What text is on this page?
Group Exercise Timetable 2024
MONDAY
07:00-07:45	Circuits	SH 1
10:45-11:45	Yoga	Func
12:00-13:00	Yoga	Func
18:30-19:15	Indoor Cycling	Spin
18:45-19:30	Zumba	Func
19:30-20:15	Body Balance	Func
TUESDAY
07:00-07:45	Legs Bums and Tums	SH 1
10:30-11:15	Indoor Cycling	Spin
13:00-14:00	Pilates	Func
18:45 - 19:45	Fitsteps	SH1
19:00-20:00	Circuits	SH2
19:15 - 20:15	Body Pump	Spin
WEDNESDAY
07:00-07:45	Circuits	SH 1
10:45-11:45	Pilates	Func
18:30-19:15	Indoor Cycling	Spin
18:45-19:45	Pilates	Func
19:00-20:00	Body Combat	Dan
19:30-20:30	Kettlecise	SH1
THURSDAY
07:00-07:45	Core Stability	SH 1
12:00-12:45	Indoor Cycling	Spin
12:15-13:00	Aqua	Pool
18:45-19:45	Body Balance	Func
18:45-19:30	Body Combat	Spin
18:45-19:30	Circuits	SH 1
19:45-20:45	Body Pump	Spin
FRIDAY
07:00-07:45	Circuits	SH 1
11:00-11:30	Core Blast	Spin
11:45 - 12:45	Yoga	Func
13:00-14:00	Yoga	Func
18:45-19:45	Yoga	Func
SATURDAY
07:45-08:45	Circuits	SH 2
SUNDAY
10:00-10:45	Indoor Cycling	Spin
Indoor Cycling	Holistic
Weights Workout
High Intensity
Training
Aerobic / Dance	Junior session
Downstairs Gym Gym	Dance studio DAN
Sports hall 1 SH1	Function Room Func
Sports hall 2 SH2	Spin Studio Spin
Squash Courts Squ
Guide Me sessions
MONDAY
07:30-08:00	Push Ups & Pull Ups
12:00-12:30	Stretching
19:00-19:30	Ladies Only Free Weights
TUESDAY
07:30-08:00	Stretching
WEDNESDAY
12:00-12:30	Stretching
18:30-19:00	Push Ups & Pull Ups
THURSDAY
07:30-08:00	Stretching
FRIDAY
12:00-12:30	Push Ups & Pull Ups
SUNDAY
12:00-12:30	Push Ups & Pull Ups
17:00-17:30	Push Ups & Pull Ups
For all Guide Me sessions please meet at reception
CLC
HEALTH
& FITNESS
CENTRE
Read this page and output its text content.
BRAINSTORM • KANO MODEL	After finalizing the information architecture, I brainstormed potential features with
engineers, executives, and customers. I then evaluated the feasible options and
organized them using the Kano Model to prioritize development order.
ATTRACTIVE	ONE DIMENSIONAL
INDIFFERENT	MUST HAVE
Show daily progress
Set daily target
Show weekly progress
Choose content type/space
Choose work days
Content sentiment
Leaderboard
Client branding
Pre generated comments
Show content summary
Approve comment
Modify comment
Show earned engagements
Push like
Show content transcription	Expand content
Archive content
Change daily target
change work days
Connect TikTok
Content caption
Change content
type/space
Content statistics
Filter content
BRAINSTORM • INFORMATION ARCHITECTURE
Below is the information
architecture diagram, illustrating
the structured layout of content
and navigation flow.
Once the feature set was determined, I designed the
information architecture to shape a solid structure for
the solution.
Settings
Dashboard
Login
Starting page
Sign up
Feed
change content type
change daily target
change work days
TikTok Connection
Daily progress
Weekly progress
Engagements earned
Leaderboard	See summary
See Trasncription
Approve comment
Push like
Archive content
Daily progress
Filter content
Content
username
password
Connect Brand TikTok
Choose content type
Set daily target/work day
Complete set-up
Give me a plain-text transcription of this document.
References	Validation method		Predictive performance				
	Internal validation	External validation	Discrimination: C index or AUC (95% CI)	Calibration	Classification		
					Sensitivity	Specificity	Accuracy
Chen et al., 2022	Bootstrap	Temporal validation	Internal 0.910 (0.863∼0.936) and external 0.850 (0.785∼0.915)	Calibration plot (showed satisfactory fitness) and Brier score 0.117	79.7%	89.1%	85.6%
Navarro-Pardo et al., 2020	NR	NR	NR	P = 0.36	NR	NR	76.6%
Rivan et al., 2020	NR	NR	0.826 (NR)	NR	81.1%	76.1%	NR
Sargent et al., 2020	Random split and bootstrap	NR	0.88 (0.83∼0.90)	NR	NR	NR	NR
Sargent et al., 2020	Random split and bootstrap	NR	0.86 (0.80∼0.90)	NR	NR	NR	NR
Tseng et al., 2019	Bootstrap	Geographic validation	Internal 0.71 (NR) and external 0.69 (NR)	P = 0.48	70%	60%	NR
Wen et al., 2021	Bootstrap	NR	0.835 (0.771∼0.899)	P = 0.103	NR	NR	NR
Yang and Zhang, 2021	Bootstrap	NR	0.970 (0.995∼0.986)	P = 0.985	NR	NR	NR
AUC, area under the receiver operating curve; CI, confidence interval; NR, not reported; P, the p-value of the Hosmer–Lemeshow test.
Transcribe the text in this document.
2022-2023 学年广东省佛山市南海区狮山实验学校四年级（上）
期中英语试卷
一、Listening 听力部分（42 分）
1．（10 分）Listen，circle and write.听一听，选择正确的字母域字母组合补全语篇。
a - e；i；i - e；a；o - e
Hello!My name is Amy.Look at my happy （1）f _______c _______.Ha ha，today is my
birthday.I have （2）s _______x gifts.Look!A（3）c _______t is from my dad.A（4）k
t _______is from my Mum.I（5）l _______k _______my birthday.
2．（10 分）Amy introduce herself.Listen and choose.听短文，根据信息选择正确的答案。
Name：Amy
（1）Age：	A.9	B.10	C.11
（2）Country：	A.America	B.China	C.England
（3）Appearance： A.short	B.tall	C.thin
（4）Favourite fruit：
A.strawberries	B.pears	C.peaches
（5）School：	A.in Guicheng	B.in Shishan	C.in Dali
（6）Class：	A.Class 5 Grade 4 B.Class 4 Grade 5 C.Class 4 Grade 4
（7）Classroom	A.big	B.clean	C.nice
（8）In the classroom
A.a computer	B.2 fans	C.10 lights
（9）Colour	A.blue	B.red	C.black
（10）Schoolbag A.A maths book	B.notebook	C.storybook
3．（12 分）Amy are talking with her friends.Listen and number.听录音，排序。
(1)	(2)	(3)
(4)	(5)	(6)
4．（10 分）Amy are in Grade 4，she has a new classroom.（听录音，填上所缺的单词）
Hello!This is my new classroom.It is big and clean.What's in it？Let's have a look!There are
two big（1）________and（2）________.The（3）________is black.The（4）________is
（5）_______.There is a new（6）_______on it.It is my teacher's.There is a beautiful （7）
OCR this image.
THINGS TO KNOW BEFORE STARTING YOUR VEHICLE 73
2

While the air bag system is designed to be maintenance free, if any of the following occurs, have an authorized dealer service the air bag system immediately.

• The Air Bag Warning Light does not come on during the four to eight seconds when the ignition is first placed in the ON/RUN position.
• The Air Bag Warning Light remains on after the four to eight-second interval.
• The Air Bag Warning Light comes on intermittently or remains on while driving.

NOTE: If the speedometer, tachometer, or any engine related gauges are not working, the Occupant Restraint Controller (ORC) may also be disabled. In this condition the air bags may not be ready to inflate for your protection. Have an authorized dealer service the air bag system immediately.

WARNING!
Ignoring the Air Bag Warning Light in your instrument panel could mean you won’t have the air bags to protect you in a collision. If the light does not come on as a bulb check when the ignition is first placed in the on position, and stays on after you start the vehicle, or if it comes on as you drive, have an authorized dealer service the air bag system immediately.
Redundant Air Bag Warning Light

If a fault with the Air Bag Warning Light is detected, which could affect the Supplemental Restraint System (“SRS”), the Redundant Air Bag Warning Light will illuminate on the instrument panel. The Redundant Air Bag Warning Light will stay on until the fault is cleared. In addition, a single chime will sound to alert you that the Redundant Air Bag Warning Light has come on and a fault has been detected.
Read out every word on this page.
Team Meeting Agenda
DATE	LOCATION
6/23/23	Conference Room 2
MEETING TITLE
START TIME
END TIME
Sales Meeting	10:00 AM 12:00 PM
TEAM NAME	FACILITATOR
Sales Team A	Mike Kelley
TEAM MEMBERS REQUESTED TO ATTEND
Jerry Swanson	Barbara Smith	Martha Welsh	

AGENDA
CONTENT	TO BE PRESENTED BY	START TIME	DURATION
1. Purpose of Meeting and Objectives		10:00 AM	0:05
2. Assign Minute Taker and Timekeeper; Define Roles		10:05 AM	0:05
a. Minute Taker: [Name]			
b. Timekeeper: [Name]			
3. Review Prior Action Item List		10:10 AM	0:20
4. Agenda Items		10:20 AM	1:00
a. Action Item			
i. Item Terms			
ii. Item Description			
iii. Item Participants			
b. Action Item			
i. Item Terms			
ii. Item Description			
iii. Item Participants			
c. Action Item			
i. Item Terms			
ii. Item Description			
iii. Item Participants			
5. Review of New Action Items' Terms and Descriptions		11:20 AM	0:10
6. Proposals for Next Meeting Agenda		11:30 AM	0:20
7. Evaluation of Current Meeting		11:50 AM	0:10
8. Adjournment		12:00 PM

::::::::

* What you are asked to do *
Find every line of the data that holds the string "progress", then say how many there are and nothing else.

* Solution *
5